→ **TEKS BACAAN**
_ _ _

Kita butuh struktur eksplisit.
Symbol extraction memungkinkan sistem menjawab:
- "File ini berisi class apa?"
- "Method mana yang menjadi entry point?"
- "Endpoint ini di-handle oleh symbol apa?"
- "Test mana yang menguji function ini?"
- "Docs mana yang menjelaskan module ini?"
- "Memory record ini harus invalidated jika symbol apa berubah?"
- "Agent perlu context dari method mana sebelum melakukan edit?"
- "Apakah generated docs menyebut symbol yang benar-benar ada?"
Tanpa symbol model, semua downstream menjadi fuzzy.
3. Mental Model: Dari File ke Knowledge Unit
3.1 File
File adalah unit storage.
Contoh:
src/main/java/com/acme/order/OrderService.java
File bisa berisi banyak symbol.
3.2 Syntax Node
Syntax node adalah output parser.
Contoh conceptual node:
class_declaration
method_declaration
annotation
import_declaration
Syntax node masih parser-specific.
3.3 Symbol
Symbol adalah entitas kode yang bisa dirujuk.
Contoh:
com.acme.order.OrderService
com.acme.order.OrderService.createOrder(CreateOrderRequest)
Symbol punya identity, kind, name, location, parent, signature, dan metadata.
3.4 Code Unit
Code unit adalah potongan knowledge yang meaningful untuk retrieval/docs/agent.

_ _ _

→ **DATA YANG DIBERIKAN**

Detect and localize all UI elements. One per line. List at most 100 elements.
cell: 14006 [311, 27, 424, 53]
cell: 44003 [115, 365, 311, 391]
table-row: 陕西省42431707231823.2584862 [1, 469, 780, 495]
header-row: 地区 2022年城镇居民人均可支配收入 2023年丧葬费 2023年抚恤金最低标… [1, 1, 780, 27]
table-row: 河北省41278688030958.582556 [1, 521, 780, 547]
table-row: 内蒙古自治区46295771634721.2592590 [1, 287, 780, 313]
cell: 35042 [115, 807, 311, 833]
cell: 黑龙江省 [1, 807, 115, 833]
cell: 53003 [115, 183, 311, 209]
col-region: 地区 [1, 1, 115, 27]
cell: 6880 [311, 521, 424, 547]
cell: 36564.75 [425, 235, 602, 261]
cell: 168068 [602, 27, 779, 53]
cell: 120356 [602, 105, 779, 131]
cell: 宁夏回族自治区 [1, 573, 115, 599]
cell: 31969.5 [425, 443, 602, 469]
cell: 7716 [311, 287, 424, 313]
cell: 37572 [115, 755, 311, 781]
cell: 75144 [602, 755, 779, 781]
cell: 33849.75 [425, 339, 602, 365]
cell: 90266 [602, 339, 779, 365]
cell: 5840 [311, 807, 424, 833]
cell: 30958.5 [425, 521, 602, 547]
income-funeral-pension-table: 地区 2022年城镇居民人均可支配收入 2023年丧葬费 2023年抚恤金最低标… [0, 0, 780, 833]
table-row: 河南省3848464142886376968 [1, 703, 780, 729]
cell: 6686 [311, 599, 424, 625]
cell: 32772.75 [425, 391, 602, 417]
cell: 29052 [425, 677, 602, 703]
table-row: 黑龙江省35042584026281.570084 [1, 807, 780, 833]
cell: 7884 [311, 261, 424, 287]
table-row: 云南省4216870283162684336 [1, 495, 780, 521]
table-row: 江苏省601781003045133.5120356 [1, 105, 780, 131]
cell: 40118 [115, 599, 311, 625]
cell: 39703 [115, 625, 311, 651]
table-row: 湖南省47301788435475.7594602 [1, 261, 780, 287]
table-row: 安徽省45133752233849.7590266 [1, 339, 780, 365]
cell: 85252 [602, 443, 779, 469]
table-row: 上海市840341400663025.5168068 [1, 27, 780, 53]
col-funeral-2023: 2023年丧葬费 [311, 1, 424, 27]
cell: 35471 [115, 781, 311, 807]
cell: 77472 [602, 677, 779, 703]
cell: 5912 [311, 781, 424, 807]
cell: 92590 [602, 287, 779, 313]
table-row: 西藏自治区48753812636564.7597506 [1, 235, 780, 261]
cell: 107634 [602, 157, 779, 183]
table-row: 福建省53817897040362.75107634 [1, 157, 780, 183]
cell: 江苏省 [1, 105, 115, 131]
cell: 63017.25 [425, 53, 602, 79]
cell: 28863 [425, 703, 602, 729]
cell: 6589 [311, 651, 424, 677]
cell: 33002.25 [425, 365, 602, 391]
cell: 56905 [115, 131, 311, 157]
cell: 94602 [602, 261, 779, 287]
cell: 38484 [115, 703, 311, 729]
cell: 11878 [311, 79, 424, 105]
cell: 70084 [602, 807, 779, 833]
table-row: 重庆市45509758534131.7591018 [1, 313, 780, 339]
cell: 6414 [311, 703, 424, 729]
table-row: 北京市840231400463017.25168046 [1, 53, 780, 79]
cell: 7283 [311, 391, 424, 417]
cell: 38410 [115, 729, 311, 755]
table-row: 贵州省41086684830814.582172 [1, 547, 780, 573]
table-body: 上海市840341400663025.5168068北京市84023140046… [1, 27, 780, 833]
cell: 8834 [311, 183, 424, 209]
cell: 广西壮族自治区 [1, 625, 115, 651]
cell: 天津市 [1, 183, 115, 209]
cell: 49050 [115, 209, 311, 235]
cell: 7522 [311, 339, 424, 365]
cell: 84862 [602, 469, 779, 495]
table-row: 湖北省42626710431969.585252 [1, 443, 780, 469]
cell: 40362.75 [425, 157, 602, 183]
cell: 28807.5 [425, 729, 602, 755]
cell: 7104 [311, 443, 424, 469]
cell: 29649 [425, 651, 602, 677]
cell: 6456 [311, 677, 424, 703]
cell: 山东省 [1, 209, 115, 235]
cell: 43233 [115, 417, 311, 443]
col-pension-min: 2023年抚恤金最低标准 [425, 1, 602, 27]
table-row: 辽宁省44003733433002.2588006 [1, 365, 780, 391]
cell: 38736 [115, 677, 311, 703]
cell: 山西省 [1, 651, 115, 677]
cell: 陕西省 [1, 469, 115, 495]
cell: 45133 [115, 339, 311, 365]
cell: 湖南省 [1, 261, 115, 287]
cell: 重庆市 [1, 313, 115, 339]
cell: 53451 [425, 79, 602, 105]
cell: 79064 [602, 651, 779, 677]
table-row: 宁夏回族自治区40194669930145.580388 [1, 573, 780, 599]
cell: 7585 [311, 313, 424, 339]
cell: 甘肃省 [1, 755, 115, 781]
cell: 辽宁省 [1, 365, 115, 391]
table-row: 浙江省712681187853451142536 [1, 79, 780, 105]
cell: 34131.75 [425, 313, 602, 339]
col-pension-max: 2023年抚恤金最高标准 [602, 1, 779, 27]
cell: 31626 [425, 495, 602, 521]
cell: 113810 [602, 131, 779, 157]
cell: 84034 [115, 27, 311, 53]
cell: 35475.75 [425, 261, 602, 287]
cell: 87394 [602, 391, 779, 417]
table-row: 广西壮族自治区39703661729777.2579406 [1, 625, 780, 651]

_ _ _

→ **SOAL A**
Apakah tiap pernyataan berikut sesuai dengan teks bacaan? Jawab ya atau tidak untuk (i), (ii), dan (iii), masing-masing disertai kutipan persis kalimat teks bacaan yang menentukan jawabannya. (i) File merupakan unit storage. (ii) Syntax node sudah tidak bergantung pada parser tertentu. (iii) Signature tidak termasuk hal yang dimiliki symbol.
→ **SOAL B**
Tuliskan ulang tanpa perubahan baris-baris daftar mulai dari awal daftar sampai dengan baris yang memuat "cell: 92590 [602, 287, 779, 313]", termasuk kedua ujungnya.

→ **JAWABAN A**
(i) Ya: "File adalah unit storage."
(ii) Tidak: "Syntax node masih parser-specific."
(iii) Tidak: "Symbol punya identity, kind, name, location, parent, signature, dan metadata."

→ **JAWABAN B**
Detect and localize all UI elements. One per line. List at most 100 elements.
cell: 14006 [311, 27, 424, 53]
cell: 44003 [115, 365, 311, 391]
table-row: 陕西省42431707231823.2584862 [1, 469, 780, 495]
header-row: 地区 2022年城镇居民人均可支配收入 2023年丧葬费 2023年抚恤金最低标… [1, 1, 780, 27]
table-row: 河北省41278688030958.582556 [1, 521, 780, 547]
table-row: 内蒙古自治区46295771634721.2592590 [1, 287, 780, 313]
cell: 35042 [115, 807, 311, 833]
cell: 黑龙江省 [1, 807, 115, 833]
cell: 53003 [115, 183, 311, 209]
col-region: 地区 [1, 1, 115, 27]
cell: 6880 [311, 521, 424, 547]
cell: 36564.75 [425, 235, 602, 261]
cell: 168068 [602, 27, 779, 53]
cell: 120356 [602, 105, 779, 131]
cell: 宁夏回族自治区 [1, 573, 115, 599]
cell: 31969.5 [425, 443, 602, 469]
cell: 7716 [311, 287, 424, 313]
cell: 37572 [115, 755, 311, 781]
cell: 75144 [602, 755, 779, 781]
cell: 33849.75 [425, 339, 602, 365]
cell: 90266 [602, 339, 779, 365]
cell: 5840 [311, 807, 424, 833]
cell: 30958.5 [425, 521, 602, 547]
income-funeral-pension-table: 地区 2022年城镇居民人均可支配收入 2023年丧葬费 2023年抚恤金最低标… [0, 0, 780, 833]
table-row: 河南省3848464142886376968 [1, 703, 780, 729]
cell: 6686 [311, 599, 424, 625]
cell: 32772.75 [425, 391, 602, 417]
cell: 29052 [425, 677, 602, 703]
table-row: 黑龙江省35042584026281.570084 [1, 807, 780, 833]
cell: 7884 [311, 261, 424, 287]
table-row: 云南省4216870283162684336 [1, 495, 780, 521]
table-row: 江苏省601781003045133.5120356 [1, 105, 780, 131]
cell: 40118 [115, 599, 311, 625]
cell: 39703 [115, 625, 311, 651]
table-row: 湖南省47301788435475.7594602 [1, 261, 780, 287]
table-row: 安徽省45133752233849.7590266 [1, 339, 780, 365]
cell: 85252 [602, 443, 779, 469]
table-row: 上海市840341400663025.5168068 [1, 27, 780, 53]
col-funeral-2023: 2023年丧葬费 [311, 1, 424, 27]
cell: 35471 [115, 781, 311, 807]
cell: 77472 [602, 677, 779, 703]
cell: 5912 [311, 781, 424, 807]
cell: 92590 [602, 287, 779, 313]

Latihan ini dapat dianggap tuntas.